» **DOCUMENTO**:
◇ ◇ ◇ ◇ ◇ ◇ ◇
Recensione di Yuma, primo LP dei Bettie Blue. 

di Benito A. Carrozza

Avevamo lasciato i Bettie Blue alle atmosfere ucroniche del loro primo EP Stoneselvatique (qui la nostra recensione), e li ritroviamo con album vero e proprio dal nome altrettanto suggestivo: “Yuma”, prodotto da Omid Jazi con l’ausilio di Shuta Shinoda, e registrato nell’ Hackney Road Studio di Londra.

Yuma non è solo il nome dell’album e dell’ultima traccia del disco, è anche e soprattutto il tema che permea l’intero lavoro, come fosse un miraggio, un punto di arrivo e di partenza, ma comunque non di passaggio. Le allegorie delle liriche paiono sfuggenti come granelli di sabbia tra le mani, con la stessa sensazione di aver colto per un momento l’essenza di qualcosa di più grande, non divino, ma terreno in tutte le accezioni del termine.

Se il sound del primo EP aveva quella “botta” che ti danno cinque shot uno dietro l’altro nella bettola sotto casa, questo lavoro ha invece la violenza compassata di una sorsata di whiskey nella solitudine di un’infernale notte di pieno agosto.

E come il whiskey è un album che spacca in due il cubo di ghiaccio che lento scivola nelle sue venature ambrate. Arido come il panorama desolante che si staglia laconico di fronte alle premure estetiche e sociali di tanti musicanti loro contemporanei.
◇ ◇ ◇ ◇ ◇ ◇ ◇
» **OBIETTIVO 1**: Individua e copia ogni riga dei record che contiene la stringa "arrow", distinguendo tra maiuscole e minuscole.
La recensione e i record sono materiali distinti e indipendenti tra loro.

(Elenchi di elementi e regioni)
◇ ◇ ◇ ◇ ◇ ◇ ◇
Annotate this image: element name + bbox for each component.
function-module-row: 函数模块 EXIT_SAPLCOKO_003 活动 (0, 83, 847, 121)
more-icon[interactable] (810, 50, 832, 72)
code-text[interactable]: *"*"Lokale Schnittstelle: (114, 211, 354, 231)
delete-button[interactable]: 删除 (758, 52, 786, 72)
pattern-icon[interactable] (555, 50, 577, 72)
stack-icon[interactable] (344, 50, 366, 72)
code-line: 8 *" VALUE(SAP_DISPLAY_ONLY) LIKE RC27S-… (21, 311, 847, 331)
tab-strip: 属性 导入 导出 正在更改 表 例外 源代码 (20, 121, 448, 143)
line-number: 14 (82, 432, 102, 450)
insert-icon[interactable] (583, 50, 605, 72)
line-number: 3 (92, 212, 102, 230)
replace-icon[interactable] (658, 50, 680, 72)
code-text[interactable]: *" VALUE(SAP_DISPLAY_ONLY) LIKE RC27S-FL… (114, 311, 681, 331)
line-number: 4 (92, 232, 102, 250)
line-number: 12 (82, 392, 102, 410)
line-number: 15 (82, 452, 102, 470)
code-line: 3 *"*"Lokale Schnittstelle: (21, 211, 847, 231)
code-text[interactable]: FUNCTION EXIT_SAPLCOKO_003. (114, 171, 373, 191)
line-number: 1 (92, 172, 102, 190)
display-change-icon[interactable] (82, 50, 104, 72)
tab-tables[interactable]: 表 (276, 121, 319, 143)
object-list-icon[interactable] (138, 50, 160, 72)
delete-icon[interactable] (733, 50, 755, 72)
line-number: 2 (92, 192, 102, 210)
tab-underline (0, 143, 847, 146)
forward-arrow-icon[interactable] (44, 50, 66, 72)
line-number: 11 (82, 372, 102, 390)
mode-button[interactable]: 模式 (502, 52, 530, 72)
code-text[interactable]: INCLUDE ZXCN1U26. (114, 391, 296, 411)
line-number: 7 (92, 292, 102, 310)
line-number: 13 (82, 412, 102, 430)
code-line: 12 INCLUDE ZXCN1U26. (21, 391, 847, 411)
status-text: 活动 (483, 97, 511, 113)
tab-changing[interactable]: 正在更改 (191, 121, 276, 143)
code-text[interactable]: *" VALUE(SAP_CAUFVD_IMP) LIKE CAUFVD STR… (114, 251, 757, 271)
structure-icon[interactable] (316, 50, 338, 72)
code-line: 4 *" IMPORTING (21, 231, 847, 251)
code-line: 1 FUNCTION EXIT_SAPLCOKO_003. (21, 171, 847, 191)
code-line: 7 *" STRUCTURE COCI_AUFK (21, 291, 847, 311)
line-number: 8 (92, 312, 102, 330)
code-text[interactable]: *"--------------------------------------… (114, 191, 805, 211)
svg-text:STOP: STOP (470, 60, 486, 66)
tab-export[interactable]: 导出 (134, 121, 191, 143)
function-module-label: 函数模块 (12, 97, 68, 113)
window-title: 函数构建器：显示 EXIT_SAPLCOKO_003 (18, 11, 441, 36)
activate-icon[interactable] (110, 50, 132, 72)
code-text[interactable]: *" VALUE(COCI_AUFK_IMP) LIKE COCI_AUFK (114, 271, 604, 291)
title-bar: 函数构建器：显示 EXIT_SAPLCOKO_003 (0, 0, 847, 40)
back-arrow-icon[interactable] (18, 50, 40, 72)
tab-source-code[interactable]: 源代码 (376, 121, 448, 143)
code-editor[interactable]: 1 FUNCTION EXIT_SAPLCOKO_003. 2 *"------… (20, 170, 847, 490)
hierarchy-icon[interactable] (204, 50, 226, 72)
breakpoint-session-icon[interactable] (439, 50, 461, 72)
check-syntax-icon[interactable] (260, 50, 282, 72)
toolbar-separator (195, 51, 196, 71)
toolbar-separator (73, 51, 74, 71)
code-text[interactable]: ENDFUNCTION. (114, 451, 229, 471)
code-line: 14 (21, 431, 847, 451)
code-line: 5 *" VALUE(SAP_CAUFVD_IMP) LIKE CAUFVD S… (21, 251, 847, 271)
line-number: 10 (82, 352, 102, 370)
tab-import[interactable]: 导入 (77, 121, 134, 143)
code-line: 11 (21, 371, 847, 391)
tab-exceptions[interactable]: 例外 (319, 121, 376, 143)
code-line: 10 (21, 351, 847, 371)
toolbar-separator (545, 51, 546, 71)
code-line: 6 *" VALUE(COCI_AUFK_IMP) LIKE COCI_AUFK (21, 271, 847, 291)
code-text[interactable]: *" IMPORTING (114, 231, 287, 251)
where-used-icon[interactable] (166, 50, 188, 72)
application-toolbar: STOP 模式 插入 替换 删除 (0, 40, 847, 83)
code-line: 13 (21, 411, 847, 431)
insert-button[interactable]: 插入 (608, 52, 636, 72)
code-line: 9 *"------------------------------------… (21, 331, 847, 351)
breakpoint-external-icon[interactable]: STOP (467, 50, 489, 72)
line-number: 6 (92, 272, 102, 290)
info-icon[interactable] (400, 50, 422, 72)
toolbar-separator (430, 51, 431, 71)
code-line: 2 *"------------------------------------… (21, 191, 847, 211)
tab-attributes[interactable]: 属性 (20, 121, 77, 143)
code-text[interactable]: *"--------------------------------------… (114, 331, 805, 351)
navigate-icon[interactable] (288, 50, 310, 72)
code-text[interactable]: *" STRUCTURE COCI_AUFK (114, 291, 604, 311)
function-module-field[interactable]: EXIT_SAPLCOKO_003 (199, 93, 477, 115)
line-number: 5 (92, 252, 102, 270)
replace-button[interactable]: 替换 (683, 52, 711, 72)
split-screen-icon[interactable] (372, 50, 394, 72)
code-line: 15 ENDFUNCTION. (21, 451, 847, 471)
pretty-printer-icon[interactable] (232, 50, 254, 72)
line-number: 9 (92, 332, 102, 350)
◇ ◇ ◇ ◇ ◇ ◇ ◇
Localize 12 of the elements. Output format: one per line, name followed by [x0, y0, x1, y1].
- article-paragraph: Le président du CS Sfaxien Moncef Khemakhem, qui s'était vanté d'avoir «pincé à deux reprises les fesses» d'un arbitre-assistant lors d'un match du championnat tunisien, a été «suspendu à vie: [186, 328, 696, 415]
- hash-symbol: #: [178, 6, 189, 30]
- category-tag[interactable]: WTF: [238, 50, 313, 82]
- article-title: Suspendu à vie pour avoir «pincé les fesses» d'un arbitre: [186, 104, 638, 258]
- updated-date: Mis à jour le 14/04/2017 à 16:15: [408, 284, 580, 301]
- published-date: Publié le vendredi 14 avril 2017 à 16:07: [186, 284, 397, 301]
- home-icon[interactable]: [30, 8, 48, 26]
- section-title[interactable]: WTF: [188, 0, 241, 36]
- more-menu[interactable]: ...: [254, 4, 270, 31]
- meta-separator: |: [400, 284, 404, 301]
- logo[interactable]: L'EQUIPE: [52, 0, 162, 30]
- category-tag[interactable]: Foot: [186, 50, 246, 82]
◇ ◇ ◇ ◇ ◇ ◇ ◇
» **OBIETTIVO 2**: Riscrivi il tratto della recensione che va da "Se il sound" fino a "di pieno agosto.", sostituendo "agosto" con "luglio".

» **SOLUZIONE 1**:
forward-arrow-icon[interactable] (44, 50, 66, 72)
back-arrow-icon[interactable] (18, 50, 40, 72)

» **SOLUZIONE 2**:
Se il sound del primo EP aveva quella “botta” che ti danno cinque shot uno dietro l’altro nella bettola sotto casa, questo lavoro ha invece la violenza compassata di una sorsata di whiskey nella solitudine di un’infernale notte di pieno luglio.